[Spatial annotation records]
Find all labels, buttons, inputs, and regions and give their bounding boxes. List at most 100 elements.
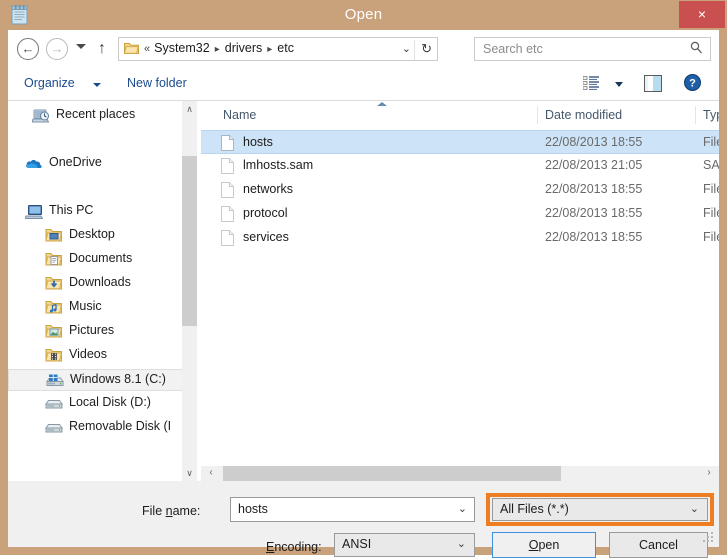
column-separator[interactable]: [695, 106, 696, 124]
file-name: lmhosts.sam: [243, 158, 314, 172]
file-type-dropdown[interactable]: All Files (*.*) ⌄: [492, 498, 708, 521]
table-row[interactable]: networks 22/08/2013 18:55 File: [201, 178, 719, 202]
sidebar-item-documents[interactable]: Documents: [8, 249, 183, 271]
table-row[interactable]: lmhosts.sam 22/08/2013 21:05 SAM: [201, 154, 719, 178]
sidebar-scrollbar-thumb[interactable]: [182, 156, 197, 326]
sidebar-scrollbar[interactable]: ∧ ∨: [182, 101, 197, 481]
chevron-down-icon[interactable]: ⌄: [690, 502, 699, 515]
chevron-down-icon[interactable]: [615, 82, 623, 87]
sidebar-item-label: Pictures: [69, 323, 115, 337]
table-row[interactable]: protocol 22/08/2013 18:55 File: [201, 202, 719, 226]
forward-button[interactable]: →: [46, 38, 68, 60]
file-type-value: All Files (*.*): [500, 502, 569, 516]
file-name-label-pre: File: [142, 504, 166, 518]
file-date-modified: 22/08/2013 18:55: [545, 206, 643, 220]
file-name-label-accesskey: n: [165, 504, 173, 518]
breadcrumb-overflow[interactable]: «: [144, 43, 154, 55]
onedrive-icon: [25, 155, 43, 172]
file-type: SAM: [703, 158, 719, 172]
sidebar-item-label: This PC: [49, 203, 94, 217]
chevron-down-icon[interactable]: ⌄: [402, 42, 411, 55]
svg-text:?: ?: [689, 78, 696, 90]
file-date-modified: 22/08/2013 18:55: [545, 230, 643, 244]
chevron-down-icon[interactable]: [93, 83, 101, 87]
column-header-date-modified[interactable]: Date modified: [545, 108, 622, 122]
breadcrumb-item-etc[interactable]: etc: [277, 41, 294, 55]
organize-button[interactable]: Organize: [24, 76, 75, 90]
sidebar-item-recent-places[interactable]: Recent places: [8, 105, 183, 127]
sidebar-item-label: Videos: [69, 347, 107, 361]
sidebar-item-videos[interactable]: Videos: [8, 345, 183, 367]
new-folder-button[interactable]: New folder: [127, 76, 187, 90]
refresh-icon[interactable]: ↻: [421, 41, 432, 57]
file-name-label: File name:: [142, 504, 200, 518]
file-type: File: [703, 182, 719, 196]
column-header-type[interactable]: Type: [703, 108, 719, 122]
recent-locations-dropdown-icon[interactable]: [76, 44, 86, 49]
sidebar-item-label: Downloads: [69, 275, 131, 289]
sidebar-item-this-pc[interactable]: This PC: [8, 201, 183, 223]
address-divider: [414, 40, 415, 60]
documents-folder-icon: [45, 251, 63, 268]
sidebar-item-local-disk-d[interactable]: Local Disk (D:): [8, 393, 183, 415]
column-separator[interactable]: [537, 106, 538, 124]
cancel-button[interactable]: Cancel: [609, 532, 708, 558]
folder-icon: [123, 42, 139, 55]
file-name: networks: [243, 182, 294, 196]
file-name: hosts: [243, 135, 273, 149]
scroll-down-arrow-icon[interactable]: ∨: [182, 465, 197, 481]
horizontal-scrollbar-thumb[interactable]: [223, 466, 561, 481]
scroll-left-arrow-icon[interactable]: ‹: [203, 466, 219, 481]
music-folder-icon: [45, 299, 63, 316]
sidebar-item-removable-disk[interactable]: Removable Disk (I: [8, 417, 183, 439]
sidebar-item-desktop[interactable]: Desktop: [8, 225, 183, 247]
address-bar[interactable]: «System32 ▸ drivers ▸ etc ⌄ ↻: [118, 37, 438, 61]
table-row[interactable]: services 22/08/2013 18:55 File: [201, 226, 719, 250]
preview-pane-icon[interactable]: [644, 75, 662, 92]
help-icon[interactable]: ?: [684, 74, 701, 91]
breadcrumb-item-drivers[interactable]: drivers: [225, 41, 263, 55]
sidebar-item-music[interactable]: Music: [8, 297, 183, 319]
open-button[interactable]: Open: [492, 532, 596, 558]
sidebar-item-label: Local Disk (D:): [69, 395, 151, 409]
breadcrumb-separator-icon[interactable]: ▸: [262, 44, 277, 55]
search-icon[interactable]: [690, 41, 703, 58]
window-title: Open: [344, 6, 383, 23]
sidebar-item-label: Removable Disk (I: [69, 419, 172, 433]
file-list-horizontal-scrollbar[interactable]: ‹ ›: [201, 466, 719, 481]
column-header-name[interactable]: Name: [223, 108, 256, 122]
file-name-input[interactable]: hosts ⌄: [230, 497, 475, 522]
sidebar-item-label: Desktop: [69, 227, 115, 241]
column-headers: Name Date modified Type: [201, 101, 719, 131]
file-type: File: [703, 135, 719, 149]
resize-grip[interactable]: [703, 532, 715, 544]
up-button[interactable]: ↑: [92, 39, 112, 59]
close-button[interactable]: ×: [679, 1, 725, 28]
table-row[interactable]: hosts 22/08/2013 18:55 File: [201, 130, 719, 154]
sidebar-item-pictures[interactable]: Pictures: [8, 321, 183, 343]
recent-places-icon: [31, 107, 50, 124]
chevron-down-icon[interactable]: ⌄: [458, 502, 467, 515]
sidebar-item-label: Recent places: [56, 107, 136, 121]
file-name: services: [243, 230, 289, 244]
file-name-label-post: ame:: [172, 504, 201, 518]
breadcrumb-separator-icon[interactable]: ▸: [210, 44, 225, 55]
breadcrumb[interactable]: «System32 ▸ drivers ▸ etc: [144, 41, 294, 55]
encoding-dropdown[interactable]: ANSI ⌄: [334, 533, 475, 557]
breadcrumb-item-system32[interactable]: System32: [154, 41, 210, 55]
sidebar-item-downloads[interactable]: Downloads: [8, 273, 183, 295]
encoding-label: Encoding:: [266, 540, 322, 554]
scroll-right-arrow-icon[interactable]: ›: [701, 466, 717, 481]
back-button[interactable]: ←: [17, 38, 39, 60]
dialog-bottom-panel: File name: hosts ⌄ All Files (*.*) ⌄ Enc…: [8, 481, 719, 558]
sidebar-item-windows-81-c[interactable]: Windows 8.1 (C:): [8, 369, 183, 391]
title-bar[interactable]: Open ×: [0, 0, 727, 30]
scroll-up-arrow-icon[interactable]: ∧: [182, 101, 197, 117]
search-input[interactable]: Search etc: [474, 37, 711, 61]
chevron-down-icon[interactable]: ⌄: [457, 537, 466, 550]
command-bar: Organize New folder ?: [8, 68, 719, 101]
sidebar-item-onedrive[interactable]: OneDrive: [8, 153, 183, 175]
videos-folder-icon: [45, 347, 63, 364]
file-name-value: hosts: [238, 502, 268, 516]
view-list-icon[interactable]: [582, 76, 600, 91]
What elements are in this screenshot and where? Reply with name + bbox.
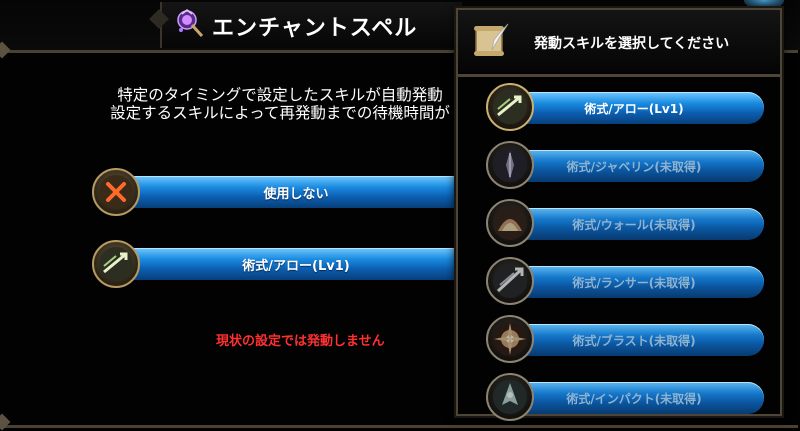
skill-label: 術式/ウォール(未取得) — [572, 218, 696, 232]
scroll-quill-icon — [474, 23, 509, 56]
picker-header: 発動スキルを選択してください — [458, 10, 780, 72]
description-line: 特定のタイミングで設定したスキルが自動発動 — [117, 86, 443, 104]
description-line: 設定するスキルによって再発動までの待機時間が — [110, 104, 450, 122]
skill-label: 術式/ジャベリン(未取得) — [566, 160, 702, 174]
javelin-skill-icon — [486, 141, 534, 189]
arrow-skill-icon — [486, 83, 534, 131]
status-warning: 現状の設定では発動しません — [216, 334, 385, 349]
skill-option-arrow[interactable]: 術式/アロー(Lv1) — [486, 82, 776, 132]
picker-divider — [458, 74, 780, 77]
skill-bar: 術式/ブラスト(未取得) — [504, 324, 764, 356]
skill-label: 術式/インパクト(未取得) — [566, 392, 702, 406]
option-label: 術式/アロー(Lv1) — [242, 259, 350, 274]
skill-picker-popup: 発動スキルを選択してください 術式/アロー(Lv1) 術式/ジャベリン(未取得) — [456, 8, 782, 421]
skill-option-wall[interactable]: 術式/ウォール(未取得) — [486, 198, 776, 248]
skill-bar: 術式/インパクト(未取得) — [504, 382, 764, 414]
option-bar: 術式/アロー(Lv1) — [116, 248, 476, 280]
option-label: 使用しない — [263, 187, 329, 202]
skill-bar: 術式/ジャベリン(未取得) — [504, 150, 764, 182]
description: 特定のタイミングで設定したスキルが自動発動 設定するスキルによって再発動までの待… — [80, 86, 480, 122]
skill-option-lancer[interactable]: 術式/ランサー(未取得) — [486, 256, 776, 306]
option-bar: 使用しない — [116, 176, 476, 208]
skill-option-impact[interactable]: 術式/インパクト(未取得) — [486, 372, 776, 422]
blast-skill-icon — [486, 315, 534, 363]
skill-bar: 術式/ウォール(未取得) — [504, 208, 764, 240]
impact-skill-icon — [486, 373, 534, 421]
skill-label: 術式/ランサー(未取得) — [572, 276, 696, 290]
skill-option-javelin[interactable]: 術式/ジャベリン(未取得) — [486, 140, 776, 190]
skill-bar: 術式/アロー(Lv1) — [504, 92, 764, 124]
picker-title: 発動スキルを選択してください — [534, 36, 730, 52]
arrow-skill-icon — [92, 240, 140, 288]
page-title: エンチャントスペル — [212, 16, 418, 41]
skill-label: 術式/アロー(Lv1) — [584, 102, 684, 116]
lancer-skill-icon — [486, 257, 534, 305]
option-none-button[interactable]: 使用しない — [92, 168, 476, 216]
skill-option-blast[interactable]: 術式/ブラスト(未取得) — [486, 314, 776, 364]
cross-icon — [92, 168, 140, 216]
wall-skill-icon — [486, 199, 534, 247]
skill-label: 術式/ブラスト(未取得) — [572, 334, 696, 348]
option-arrow-button[interactable]: 術式/アロー(Lv1) — [92, 240, 476, 288]
magic-staff-icon — [177, 9, 204, 38]
skill-bar: 術式/ランサー(未取得) — [504, 266, 764, 298]
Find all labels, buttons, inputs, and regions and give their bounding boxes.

§ Set task: Copy verbatim the lines from the one containing "skill-label: 術式/ウォール(未取得) —" through the one containing "skill-bar: 術式/ジャベリン(未取得) —", including both of those lines.

§ Full solution:
skill-label: 術式/ウォール(未取得) — [572, 218, 696, 232]
scroll-quill-icon — [474, 23, 509, 56]
picker-header: 発動スキルを選択してください — [458, 10, 780, 72]
description-line: 特定のタイミングで設定したスキルが自動発動 — [117, 86, 443, 104]
description-line: 設定するスキルによって再発動までの待機時間が — [110, 104, 450, 122]
skill-label: 術式/ジャベリン(未取得) — [566, 160, 702, 174]
javelin-skill-icon — [486, 141, 534, 189]
arrow-skill-icon — [486, 83, 534, 131]
status-warning: 現状の設定では発動しません — [216, 334, 385, 349]
skill-option-arrow[interactable]: 術式/アロー(Lv1) — [486, 82, 776, 132]
picker-divider — [458, 74, 780, 77]
skill-bar: 術式/ブラスト(未取得) — [504, 324, 764, 356]
skill-label: 術式/インパクト(未取得) — [566, 392, 702, 406]
option-label: 術式/アロー(Lv1) — [242, 259, 350, 274]
skill-picker-popup: 発動スキルを選択してください 術式/アロー(Lv1) 術式/ジャベリン(未取得) — [456, 8, 782, 421]
skill-option-wall[interactable]: 術式/ウォール(未取得) — [486, 198, 776, 248]
skill-bar: 術式/インパクト(未取得) — [504, 382, 764, 414]
option-bar: 術式/アロー(Lv1) — [116, 248, 476, 280]
option-label: 使用しない — [263, 187, 329, 202]
skill-bar: 術式/ジャベリン(未取得) — [504, 150, 764, 182]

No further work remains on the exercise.